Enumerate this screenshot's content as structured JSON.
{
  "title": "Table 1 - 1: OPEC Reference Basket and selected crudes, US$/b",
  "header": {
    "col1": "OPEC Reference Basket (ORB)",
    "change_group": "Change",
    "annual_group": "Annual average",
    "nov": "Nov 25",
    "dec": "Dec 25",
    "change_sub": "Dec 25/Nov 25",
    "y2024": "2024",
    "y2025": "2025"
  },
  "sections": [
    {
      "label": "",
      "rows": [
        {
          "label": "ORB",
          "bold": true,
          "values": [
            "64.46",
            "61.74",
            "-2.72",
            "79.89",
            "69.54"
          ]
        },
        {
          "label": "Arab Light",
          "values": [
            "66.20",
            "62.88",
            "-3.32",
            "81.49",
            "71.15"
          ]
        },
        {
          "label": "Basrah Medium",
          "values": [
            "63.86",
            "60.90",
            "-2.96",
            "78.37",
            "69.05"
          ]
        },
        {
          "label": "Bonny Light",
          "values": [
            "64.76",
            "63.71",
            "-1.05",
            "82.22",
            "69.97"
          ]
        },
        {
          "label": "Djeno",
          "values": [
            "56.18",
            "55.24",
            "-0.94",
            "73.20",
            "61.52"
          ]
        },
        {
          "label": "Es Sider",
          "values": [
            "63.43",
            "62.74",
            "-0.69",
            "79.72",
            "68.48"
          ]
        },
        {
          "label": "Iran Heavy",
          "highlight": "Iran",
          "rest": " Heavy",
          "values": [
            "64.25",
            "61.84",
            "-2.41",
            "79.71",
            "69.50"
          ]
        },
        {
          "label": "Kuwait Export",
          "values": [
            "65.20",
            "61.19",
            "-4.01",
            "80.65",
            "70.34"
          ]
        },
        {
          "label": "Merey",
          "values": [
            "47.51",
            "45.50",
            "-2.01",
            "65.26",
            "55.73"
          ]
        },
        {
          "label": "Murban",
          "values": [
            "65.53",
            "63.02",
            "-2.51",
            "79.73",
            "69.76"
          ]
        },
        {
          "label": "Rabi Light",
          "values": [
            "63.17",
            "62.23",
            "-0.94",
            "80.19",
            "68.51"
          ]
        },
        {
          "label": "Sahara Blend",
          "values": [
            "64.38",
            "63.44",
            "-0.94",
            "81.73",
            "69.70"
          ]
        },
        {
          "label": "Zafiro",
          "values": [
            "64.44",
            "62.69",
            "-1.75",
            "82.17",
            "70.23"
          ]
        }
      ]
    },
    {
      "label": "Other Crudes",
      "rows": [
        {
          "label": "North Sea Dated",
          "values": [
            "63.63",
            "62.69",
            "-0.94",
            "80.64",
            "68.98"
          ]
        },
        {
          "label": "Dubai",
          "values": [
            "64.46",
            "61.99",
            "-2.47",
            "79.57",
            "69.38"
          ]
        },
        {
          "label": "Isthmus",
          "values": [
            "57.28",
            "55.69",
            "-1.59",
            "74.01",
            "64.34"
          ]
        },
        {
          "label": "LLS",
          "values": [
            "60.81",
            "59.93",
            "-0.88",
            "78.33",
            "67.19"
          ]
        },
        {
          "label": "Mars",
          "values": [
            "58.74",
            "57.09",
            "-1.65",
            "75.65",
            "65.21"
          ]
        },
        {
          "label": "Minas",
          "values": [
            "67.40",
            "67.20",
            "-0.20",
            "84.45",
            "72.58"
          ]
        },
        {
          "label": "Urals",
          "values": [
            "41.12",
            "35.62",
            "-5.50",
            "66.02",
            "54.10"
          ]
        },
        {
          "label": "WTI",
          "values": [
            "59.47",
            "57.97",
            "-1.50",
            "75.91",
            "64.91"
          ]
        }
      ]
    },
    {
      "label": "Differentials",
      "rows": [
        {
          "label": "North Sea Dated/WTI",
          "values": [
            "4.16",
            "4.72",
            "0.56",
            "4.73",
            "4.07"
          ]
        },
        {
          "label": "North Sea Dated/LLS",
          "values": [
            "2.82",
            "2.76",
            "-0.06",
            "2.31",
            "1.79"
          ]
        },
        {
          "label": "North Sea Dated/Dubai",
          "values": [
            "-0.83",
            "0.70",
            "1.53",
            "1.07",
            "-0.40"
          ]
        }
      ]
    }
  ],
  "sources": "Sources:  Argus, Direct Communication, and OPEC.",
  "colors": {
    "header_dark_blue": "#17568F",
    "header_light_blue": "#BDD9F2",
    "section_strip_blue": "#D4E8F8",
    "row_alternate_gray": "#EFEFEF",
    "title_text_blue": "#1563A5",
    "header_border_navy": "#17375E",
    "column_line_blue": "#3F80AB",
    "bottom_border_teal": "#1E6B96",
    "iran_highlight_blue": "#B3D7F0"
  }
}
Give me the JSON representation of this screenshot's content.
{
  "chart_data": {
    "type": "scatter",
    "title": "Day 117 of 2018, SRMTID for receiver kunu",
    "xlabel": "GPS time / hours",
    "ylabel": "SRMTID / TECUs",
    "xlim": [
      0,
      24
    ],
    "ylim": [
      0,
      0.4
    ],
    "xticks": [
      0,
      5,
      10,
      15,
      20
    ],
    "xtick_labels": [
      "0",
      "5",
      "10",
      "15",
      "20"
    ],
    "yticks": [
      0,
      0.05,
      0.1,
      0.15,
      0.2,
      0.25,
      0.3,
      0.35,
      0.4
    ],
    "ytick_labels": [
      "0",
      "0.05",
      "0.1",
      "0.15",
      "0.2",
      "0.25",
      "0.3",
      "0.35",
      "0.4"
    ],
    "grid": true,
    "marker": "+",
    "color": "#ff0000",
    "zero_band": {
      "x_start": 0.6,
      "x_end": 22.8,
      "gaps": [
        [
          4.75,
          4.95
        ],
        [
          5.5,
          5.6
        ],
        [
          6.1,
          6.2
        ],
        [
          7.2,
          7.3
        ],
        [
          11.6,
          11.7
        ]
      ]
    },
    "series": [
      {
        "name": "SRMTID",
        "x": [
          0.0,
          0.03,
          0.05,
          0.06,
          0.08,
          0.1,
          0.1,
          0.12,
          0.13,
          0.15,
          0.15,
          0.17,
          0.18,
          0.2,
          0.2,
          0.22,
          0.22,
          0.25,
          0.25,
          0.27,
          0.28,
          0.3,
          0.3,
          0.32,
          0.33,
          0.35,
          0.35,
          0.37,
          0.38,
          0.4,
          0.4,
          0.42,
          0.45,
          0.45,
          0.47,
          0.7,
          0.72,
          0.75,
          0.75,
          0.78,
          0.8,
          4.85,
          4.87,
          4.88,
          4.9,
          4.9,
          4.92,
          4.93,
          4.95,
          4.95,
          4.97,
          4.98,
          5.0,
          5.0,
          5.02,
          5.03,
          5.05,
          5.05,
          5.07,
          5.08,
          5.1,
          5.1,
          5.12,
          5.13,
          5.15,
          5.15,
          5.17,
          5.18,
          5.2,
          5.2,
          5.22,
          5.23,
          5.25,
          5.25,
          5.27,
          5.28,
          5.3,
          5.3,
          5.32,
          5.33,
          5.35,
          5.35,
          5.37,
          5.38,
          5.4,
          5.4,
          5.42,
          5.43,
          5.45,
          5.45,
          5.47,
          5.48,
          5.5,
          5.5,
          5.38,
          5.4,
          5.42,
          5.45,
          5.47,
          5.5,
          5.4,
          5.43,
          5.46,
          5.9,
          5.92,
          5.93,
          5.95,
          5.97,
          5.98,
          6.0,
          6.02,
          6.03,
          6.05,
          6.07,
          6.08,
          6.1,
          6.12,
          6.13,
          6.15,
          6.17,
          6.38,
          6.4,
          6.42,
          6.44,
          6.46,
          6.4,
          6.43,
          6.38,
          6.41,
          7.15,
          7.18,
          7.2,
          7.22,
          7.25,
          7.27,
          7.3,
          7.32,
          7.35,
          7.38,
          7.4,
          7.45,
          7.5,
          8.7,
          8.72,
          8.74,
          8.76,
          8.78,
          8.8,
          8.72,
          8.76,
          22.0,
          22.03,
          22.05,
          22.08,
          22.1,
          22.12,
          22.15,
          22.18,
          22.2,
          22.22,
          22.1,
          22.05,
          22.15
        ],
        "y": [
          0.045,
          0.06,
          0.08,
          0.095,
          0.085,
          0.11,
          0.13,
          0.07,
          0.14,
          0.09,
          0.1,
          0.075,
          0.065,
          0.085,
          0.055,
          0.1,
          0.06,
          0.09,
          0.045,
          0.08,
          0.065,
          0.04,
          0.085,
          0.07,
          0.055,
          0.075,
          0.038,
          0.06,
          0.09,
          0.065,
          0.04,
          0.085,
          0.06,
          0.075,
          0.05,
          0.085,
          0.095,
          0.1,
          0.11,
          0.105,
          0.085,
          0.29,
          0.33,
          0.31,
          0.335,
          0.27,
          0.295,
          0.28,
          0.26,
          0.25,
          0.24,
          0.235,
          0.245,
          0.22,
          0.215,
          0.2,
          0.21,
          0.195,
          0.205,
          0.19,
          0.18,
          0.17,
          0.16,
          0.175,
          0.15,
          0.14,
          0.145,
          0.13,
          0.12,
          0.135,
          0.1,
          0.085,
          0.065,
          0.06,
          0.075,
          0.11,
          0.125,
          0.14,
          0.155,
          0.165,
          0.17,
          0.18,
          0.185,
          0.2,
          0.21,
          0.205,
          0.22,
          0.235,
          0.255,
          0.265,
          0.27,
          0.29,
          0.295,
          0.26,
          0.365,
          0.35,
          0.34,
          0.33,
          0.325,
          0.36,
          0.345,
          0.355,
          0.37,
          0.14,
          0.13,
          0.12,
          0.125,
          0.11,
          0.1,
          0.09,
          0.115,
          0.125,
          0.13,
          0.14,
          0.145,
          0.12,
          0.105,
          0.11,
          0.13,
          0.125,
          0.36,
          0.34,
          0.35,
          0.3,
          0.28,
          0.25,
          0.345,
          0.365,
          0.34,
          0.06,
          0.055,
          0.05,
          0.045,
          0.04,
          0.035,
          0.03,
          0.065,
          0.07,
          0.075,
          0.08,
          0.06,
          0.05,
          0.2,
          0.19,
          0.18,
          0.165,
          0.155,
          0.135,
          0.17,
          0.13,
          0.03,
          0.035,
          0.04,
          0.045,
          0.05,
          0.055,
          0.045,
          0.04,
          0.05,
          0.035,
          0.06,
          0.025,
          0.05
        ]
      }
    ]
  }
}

* **Aim of the task**:
For the material, find the number of lines holding the word "SRMTID" and give that figure and nothing more.

* **Output of the exercise**:
3